Records for this exercise =
** start **
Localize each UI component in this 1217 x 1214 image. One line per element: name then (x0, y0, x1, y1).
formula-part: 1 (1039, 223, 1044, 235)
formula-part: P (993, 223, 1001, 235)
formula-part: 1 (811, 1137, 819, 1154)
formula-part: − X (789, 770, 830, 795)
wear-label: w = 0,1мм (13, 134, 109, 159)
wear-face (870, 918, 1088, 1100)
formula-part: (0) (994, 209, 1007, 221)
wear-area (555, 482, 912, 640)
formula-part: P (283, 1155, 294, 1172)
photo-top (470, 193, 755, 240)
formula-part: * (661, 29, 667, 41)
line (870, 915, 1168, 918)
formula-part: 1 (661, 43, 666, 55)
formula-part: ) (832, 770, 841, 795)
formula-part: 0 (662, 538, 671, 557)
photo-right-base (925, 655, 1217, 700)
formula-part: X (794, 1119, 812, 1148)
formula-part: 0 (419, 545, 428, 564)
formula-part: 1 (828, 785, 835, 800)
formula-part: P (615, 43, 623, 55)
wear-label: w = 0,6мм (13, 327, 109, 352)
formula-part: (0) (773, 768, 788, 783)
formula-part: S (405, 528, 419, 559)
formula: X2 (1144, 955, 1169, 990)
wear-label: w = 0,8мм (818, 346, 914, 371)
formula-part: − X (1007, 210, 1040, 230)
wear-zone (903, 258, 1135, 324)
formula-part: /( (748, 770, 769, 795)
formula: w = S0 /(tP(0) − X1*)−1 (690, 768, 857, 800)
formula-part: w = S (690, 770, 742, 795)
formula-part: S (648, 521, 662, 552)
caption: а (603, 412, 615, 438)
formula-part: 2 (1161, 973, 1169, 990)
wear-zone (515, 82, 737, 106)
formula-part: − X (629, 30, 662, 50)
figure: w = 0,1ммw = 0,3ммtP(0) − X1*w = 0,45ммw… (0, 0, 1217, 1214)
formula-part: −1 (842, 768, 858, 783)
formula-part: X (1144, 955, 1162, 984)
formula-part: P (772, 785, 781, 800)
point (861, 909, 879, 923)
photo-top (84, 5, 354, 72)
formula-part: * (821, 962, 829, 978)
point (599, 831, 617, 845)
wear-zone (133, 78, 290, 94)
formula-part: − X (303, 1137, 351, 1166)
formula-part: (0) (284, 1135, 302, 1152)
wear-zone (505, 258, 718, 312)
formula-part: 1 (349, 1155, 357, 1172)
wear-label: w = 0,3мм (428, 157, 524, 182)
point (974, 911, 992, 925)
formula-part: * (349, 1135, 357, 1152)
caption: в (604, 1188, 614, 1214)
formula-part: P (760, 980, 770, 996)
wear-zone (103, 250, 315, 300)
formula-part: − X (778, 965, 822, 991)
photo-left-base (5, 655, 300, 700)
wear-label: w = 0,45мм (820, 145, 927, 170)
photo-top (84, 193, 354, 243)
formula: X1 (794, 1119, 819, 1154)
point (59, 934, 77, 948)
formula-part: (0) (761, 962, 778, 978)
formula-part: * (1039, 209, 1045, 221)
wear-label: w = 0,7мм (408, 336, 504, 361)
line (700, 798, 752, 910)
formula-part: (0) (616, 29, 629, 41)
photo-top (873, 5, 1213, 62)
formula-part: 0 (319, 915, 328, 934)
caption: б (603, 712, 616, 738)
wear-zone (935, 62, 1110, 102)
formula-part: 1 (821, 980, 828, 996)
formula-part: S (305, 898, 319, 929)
** end **
** start **
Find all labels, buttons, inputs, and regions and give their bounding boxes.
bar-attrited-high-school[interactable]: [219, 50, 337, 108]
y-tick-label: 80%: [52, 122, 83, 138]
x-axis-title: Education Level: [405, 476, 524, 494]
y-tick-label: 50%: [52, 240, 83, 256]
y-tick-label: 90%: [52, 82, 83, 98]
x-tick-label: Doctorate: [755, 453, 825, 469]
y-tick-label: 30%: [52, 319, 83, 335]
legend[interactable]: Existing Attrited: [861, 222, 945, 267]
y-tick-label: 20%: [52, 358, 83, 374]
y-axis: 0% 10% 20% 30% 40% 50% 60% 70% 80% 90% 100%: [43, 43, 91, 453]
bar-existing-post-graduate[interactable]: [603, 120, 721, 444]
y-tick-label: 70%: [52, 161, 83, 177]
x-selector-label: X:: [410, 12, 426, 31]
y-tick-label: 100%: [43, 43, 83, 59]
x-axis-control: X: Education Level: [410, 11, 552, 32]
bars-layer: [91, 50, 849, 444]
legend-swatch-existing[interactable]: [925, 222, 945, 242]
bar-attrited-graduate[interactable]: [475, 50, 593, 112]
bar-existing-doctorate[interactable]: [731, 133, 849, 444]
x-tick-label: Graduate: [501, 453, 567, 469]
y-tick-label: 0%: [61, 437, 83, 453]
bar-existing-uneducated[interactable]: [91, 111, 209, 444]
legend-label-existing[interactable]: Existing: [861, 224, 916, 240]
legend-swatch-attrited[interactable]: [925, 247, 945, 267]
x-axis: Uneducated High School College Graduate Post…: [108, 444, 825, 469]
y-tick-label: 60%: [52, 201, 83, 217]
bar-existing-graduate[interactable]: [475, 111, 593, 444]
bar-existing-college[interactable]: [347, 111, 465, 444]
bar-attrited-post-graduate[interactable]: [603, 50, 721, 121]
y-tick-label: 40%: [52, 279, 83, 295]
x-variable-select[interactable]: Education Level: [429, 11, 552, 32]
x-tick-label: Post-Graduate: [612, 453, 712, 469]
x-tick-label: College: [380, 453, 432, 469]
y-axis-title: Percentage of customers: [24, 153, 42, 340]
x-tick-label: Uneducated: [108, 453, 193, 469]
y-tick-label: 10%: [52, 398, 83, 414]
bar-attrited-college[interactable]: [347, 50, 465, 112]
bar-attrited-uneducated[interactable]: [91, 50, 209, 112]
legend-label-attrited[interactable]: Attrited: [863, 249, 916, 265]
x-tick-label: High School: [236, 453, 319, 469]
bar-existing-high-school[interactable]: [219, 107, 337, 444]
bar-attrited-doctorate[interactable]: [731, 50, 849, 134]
** end **
** start **
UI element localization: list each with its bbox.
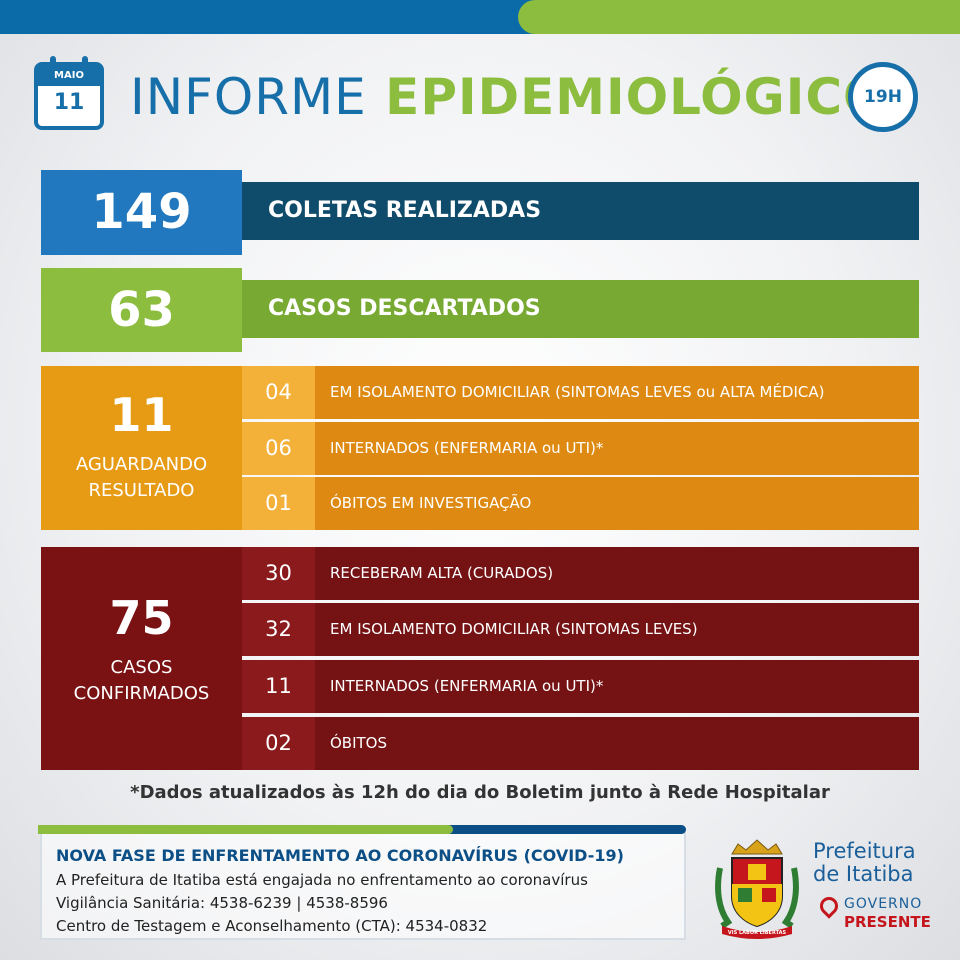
** end **
Objective = Express the entries between the lines holding "Find all labels, buttons, inputs, and" and "bar-attrited-doctorate[interactable]: [731, 50, 849, 134]", inclusive, as a two-column CSV with the headers instruction and response. Give one row per entry, put each field in double quotes, and replace line breaks with spaces.

Exercise output =
instruction,response
"Find all labels, buttons, inputs, and regions and give their bounding boxes.","bar-attrited-high-school[interactable]: [219, 50, 337, 108] y-tick-label: 80%: [52, 122, 83, 138] x-axis-title: Education Level: [405, 476, 524, 494] y-tick-label: 50%: [52, 240, 83, 256] y-tick-label: 90%: [52, 82, 83, 98] x-tick-label: Doctorate: [755, 453, 825, 469] y-tick-label: 30%: [52, 319, 83, 335] legend[interactable]: Existing Attrited: [861, 222, 945, 267] y-tick-label: 20%: [52, 358, 83, 374] y-axis: 0% 10% 20% 30% 40% 50% 60% 70% 80% 90% 100%: [43, 43, 91, 453] bar-existing-post-graduate[interactable]: [603, 120, 721, 444] y-tick-label: 70%: [52, 161, 83, 177] x-selector-label: X:: [410, 12, 426, 31] y-tick-label: 100%: [43, 43, 83, 59] x-axis-control: X: Education Level: [410, 11, 552, 32] bars-layer: [91, 50, 849, 444] legend-swatch-existing[interactable]: [925, 222, 945, 242] bar-attrited-graduate[interactable]: [475, 50, 593, 112] bar-existing-doctorate[interactable]: [731, 133, 849, 444] x-tick-label: Graduate: [501, 453, 567, 469] y-tick-label: 0%: [61, 437, 83, 453] bar-existing-uneducated[interactable]: [91, 111, 209, 444] legend-label-existing[interactable]: Existing: [861, 224, 916, 240] legend-swatch-attrited[interactable]: [925, 247, 945, 267] x-axis: Uneducated High School College Graduate Post…: [108, 444, 825, 469] y-tick-label: 60%: [52, 201, 83, 217] bar-existing-graduate[interactable]: [475, 111, 593, 444] bar-existing-college[interactable]: [347, 111, 465, 444] bar-attrited-post-graduate[interactable]: [603, 50, 721, 121] y-tick-label: 40%: [52, 279, 83, 295] x-variable-select[interactable]: Education Level: [429, 11, 552, 32] x-tick-label: Post-Graduate: [612, 453, 712, 469] x-tick-label: College: [380, 453, 432, 469] y-axis-title: Percentage of customers: [24, 153, 42, 340] x-tick-label: Uneducated: [108, 453, 193, 469] y-tick-label: 10%: [52, 398, 83, 414] bar-attrited-college[interactable]: [347, 50, 465, 112] bar-attrited-uneducated[interactable]: [91, 50, 209, 112] legend-label-attrited[interactable]: Attrited: [863, 249, 916, 265] x-tick-label: High School: [236, 453, 319, 469] bar-existing-high-school[interactable]: [219, 107, 337, 444] bar-attrited-doctorate[interactable]: [731, 50, 849, 134]"